• Document segment

start

The European economy, already weakened by an intensifying trade war, faces a new threat after President Trump said on Saturday that he would impose a 30 percent tariff on goods from the European Union. Economists say the move could worsen the region’s struggles in the months ahead.
European Union officials, meeting in Brussels on Sunday, decided to hold off on imposing any countermeasures and continue negotiations in hopes of reaching an agreement before the newly announced measures take effect on Aug. 1.
“At the same time, we will continue to prepare further countermeasures so we are fully prepared,” Ursula von der Leyen, the president of the European Commission, told reporters in Brussels. “We have always been clear that we prefer a negotiated solution.”

end

• Supplied material

start

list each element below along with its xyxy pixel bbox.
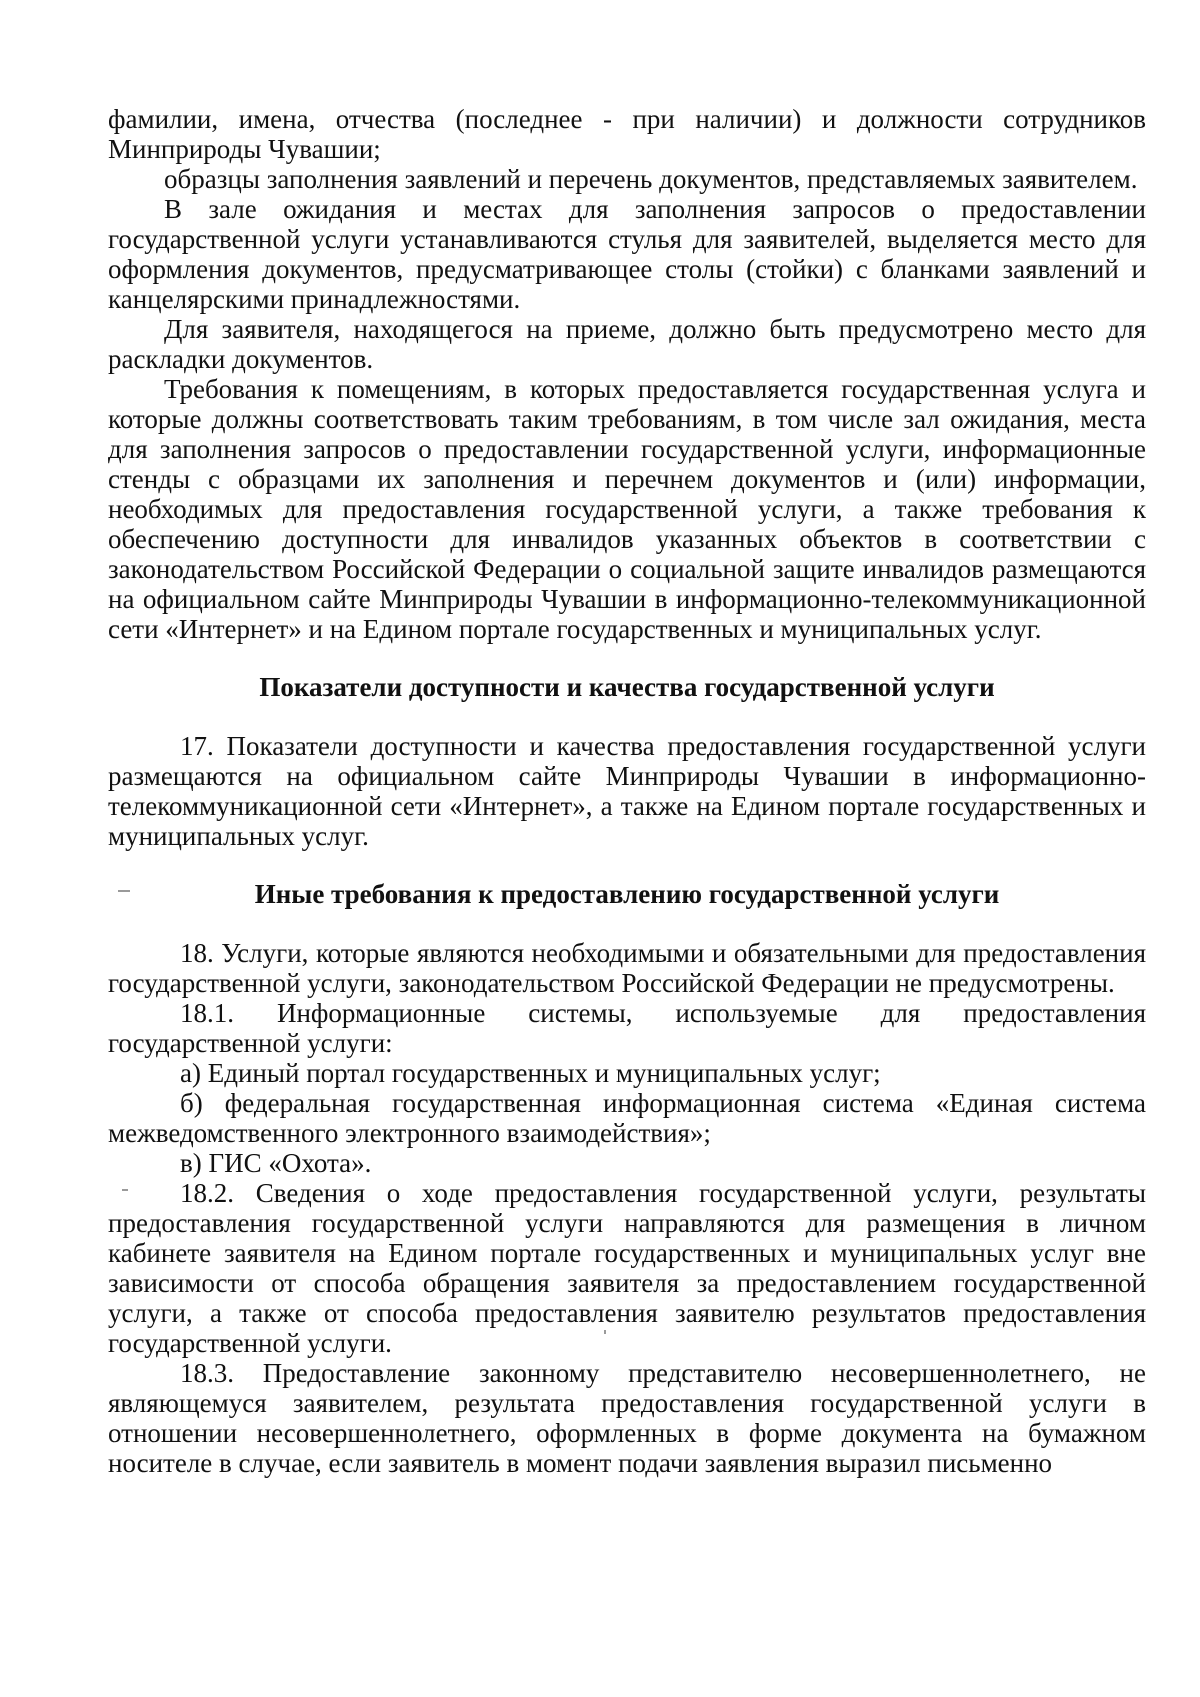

end

• Task 1
According to the tariff article, on what date are the newly announced measures set to take effect?
• Task 2
From the tariff article, reproduce the part that opens with the words "The European economy, already" and closes with "effect on Aug. 1.", swapping "Saturday" for "Friday".
The data has no connection to the text.

• Written response 1
Aug. 1

• Written response 2
The European economy, already weakened by an intensifying trade war, faces a new threat after President Trump said on Friday that he would impose a 30 percent tariff on goods from the European Union. Economists say the move could worsen the region’s struggles in the months ahead.
European Union officials, meeting in Brussels on Sunday, decided to hold off on imposing any countermeasures and continue negotiations in hopes of reaching an agreement before the newly announced measures take effect on Aug. 1.